Gather up every line that includes the string "JSON".

*Data in this exercise*
_____
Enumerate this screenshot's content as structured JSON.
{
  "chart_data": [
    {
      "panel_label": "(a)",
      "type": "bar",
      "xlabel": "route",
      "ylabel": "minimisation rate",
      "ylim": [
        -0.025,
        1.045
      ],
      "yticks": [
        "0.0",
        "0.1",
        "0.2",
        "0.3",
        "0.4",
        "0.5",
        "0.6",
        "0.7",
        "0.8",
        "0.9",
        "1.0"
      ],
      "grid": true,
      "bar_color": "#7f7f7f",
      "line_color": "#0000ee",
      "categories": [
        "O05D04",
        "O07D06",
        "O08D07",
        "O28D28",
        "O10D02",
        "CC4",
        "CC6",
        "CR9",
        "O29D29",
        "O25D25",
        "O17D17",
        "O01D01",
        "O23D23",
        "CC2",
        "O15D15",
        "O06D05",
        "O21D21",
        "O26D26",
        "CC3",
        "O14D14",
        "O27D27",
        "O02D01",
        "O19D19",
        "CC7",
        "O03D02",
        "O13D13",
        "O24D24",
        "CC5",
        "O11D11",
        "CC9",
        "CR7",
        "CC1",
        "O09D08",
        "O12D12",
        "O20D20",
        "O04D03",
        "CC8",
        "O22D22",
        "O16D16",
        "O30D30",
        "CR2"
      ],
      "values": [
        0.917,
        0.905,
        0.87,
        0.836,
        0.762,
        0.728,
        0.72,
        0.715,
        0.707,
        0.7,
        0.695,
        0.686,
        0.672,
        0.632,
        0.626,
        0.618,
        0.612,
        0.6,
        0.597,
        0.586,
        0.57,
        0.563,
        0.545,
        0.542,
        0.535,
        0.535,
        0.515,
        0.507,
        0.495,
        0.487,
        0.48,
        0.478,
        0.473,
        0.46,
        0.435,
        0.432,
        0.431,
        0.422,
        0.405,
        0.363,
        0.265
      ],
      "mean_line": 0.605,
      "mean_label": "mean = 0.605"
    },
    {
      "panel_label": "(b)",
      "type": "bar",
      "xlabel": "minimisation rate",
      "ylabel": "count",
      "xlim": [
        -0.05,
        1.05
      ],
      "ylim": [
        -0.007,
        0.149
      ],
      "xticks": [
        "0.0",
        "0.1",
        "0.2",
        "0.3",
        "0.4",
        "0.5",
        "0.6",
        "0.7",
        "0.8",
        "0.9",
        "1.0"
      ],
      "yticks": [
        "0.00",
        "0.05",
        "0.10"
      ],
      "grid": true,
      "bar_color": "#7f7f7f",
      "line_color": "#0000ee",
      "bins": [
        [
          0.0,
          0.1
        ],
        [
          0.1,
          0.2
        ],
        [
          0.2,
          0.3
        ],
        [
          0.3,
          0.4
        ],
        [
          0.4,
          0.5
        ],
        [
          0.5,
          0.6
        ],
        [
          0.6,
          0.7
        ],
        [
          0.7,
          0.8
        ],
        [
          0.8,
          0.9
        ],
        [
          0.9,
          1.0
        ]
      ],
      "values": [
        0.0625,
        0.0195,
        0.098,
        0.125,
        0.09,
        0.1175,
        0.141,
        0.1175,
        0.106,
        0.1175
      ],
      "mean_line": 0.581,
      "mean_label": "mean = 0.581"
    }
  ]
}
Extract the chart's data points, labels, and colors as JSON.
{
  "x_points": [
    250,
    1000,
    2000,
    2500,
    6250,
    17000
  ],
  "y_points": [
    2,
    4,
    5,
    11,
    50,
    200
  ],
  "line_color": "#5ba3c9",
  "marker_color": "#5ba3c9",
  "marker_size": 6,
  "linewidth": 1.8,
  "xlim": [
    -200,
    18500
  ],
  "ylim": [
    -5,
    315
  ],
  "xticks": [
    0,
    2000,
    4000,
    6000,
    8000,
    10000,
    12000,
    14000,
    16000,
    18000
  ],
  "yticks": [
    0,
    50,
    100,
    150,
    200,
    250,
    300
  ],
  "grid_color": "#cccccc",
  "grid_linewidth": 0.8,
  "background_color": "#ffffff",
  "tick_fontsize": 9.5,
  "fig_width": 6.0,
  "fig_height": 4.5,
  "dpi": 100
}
_____
*Response to this exercise*
Enumerate this screenshot's content as structured JSON.
Extract the chart's data points, labels, and colors as JSON.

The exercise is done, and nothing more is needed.